Interloqué, je lui dis « vous parlez de Nadir ? ». Elle me répond que oui, que elle c’est Leïla et que régulièrement elle donne rendez-vous à Nadir à la plage, mais que « ce couillon de Nadir se pointe toujours à la mauvaise plage, et comme je ne suis pas là, il croit que je l’ai largué. Du coup il chante ses chansons à la con, et moi je suis là comme une conne à enfiler des perles. Je ne suis pas prêtresse quand même, comment je peux savoir où il est ? ».

Comme quoi les histoires ne sont pas toujours celles que l’on croit.

Leïla qui attend Nadir

Encore cinq minutes de vélo et j’arrive à Enkhuizen.

Enkhuizen

Alors que j’aperçois la gare, je jette un œil à l’heure qu’il est : un train part dans quatre minutes. Juste le temps de valider mon pass Navigo (Pécresse démission !) et de monter dans le train.

Dans le train

Un peu pressé par le temps et retardé par les travaux sur la digue, je n’aurai pas vu grand-chose des lieux que j’ai traversés aujourd’hui, en particulier Hoorn et Enkhuizen. Ce n’est pas grave, j’aurai l’occasion de revenir.

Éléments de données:
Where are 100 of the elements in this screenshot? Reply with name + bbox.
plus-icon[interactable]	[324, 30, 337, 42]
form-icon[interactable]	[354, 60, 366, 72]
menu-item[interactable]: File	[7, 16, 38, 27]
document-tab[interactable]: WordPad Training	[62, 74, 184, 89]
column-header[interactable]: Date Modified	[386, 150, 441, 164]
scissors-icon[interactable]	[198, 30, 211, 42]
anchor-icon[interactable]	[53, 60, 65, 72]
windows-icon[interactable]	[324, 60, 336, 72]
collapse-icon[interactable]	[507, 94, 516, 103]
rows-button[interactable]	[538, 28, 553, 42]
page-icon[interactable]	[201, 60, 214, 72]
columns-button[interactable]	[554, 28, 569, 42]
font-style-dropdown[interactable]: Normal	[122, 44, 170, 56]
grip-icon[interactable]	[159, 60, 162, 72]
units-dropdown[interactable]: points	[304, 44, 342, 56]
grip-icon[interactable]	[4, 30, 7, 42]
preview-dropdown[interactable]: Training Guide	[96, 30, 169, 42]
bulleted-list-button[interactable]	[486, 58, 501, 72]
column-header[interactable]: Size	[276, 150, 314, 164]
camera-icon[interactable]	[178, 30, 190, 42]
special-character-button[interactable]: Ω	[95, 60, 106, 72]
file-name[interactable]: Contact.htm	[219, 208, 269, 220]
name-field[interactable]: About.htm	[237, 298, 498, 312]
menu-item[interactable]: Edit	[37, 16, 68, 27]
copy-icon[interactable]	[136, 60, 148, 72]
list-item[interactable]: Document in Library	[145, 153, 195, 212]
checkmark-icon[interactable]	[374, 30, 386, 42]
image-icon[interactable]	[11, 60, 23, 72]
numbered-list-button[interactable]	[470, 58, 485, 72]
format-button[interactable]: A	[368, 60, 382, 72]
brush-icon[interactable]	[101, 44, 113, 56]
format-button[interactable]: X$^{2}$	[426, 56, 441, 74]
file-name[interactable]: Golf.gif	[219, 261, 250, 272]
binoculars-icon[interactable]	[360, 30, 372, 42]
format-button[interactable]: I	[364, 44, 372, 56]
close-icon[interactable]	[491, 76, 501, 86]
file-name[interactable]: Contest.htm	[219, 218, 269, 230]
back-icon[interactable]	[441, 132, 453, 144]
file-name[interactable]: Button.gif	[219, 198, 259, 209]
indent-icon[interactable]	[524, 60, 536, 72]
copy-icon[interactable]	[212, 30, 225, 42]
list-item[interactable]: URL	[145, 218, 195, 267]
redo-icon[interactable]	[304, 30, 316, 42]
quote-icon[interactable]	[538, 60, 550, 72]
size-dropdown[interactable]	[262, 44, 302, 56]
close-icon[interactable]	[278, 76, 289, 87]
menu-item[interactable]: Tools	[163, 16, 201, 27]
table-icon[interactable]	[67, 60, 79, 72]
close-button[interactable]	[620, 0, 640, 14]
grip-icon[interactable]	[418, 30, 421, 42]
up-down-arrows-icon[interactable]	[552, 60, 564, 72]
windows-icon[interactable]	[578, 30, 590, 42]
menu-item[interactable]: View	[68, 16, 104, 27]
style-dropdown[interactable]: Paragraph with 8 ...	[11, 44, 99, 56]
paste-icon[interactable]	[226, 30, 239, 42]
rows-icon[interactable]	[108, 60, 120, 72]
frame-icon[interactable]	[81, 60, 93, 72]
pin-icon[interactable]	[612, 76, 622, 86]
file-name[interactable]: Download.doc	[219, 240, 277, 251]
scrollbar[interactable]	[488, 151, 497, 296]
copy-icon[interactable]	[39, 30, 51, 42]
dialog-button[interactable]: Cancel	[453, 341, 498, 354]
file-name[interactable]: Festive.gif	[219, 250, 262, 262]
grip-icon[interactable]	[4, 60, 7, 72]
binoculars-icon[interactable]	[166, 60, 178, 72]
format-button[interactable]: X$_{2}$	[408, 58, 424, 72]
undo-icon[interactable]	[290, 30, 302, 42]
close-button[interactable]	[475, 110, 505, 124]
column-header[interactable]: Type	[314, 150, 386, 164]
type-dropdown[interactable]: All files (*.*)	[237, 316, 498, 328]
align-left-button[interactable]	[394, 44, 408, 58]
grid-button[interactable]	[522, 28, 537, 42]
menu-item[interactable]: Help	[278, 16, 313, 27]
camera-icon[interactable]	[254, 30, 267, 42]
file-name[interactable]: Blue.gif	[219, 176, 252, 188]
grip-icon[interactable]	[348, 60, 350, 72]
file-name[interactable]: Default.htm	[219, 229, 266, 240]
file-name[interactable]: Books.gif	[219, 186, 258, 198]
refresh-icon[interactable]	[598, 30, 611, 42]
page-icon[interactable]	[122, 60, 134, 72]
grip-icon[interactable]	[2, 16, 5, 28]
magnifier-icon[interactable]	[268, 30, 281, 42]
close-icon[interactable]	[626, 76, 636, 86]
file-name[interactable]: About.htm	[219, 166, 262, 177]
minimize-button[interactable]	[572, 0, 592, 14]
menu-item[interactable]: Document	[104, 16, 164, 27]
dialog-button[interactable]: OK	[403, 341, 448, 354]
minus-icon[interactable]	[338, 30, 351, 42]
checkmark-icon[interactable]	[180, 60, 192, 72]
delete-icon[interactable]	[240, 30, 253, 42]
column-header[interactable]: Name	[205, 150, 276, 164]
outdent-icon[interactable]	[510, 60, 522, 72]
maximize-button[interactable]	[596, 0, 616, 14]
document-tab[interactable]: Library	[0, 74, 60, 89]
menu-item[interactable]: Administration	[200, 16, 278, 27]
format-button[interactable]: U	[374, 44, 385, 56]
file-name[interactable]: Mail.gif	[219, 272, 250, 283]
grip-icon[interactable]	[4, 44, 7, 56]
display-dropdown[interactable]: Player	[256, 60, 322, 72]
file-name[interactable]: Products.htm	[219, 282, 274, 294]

= Consigne =
Reproduisez à l'identique l'extrait du récit de voyage à vélo qui commence par « Alors que j’aperçois » et se poursuit jusqu'à « dans le train. ».

= Sortie complète =
Alors que j’aperçois la gare, je jette un œil à l’heure qu’il est : un train part dans quatre minutes. Juste le temps de valider mon pass Navigo (Pécresse démission !) et de monter dans le train.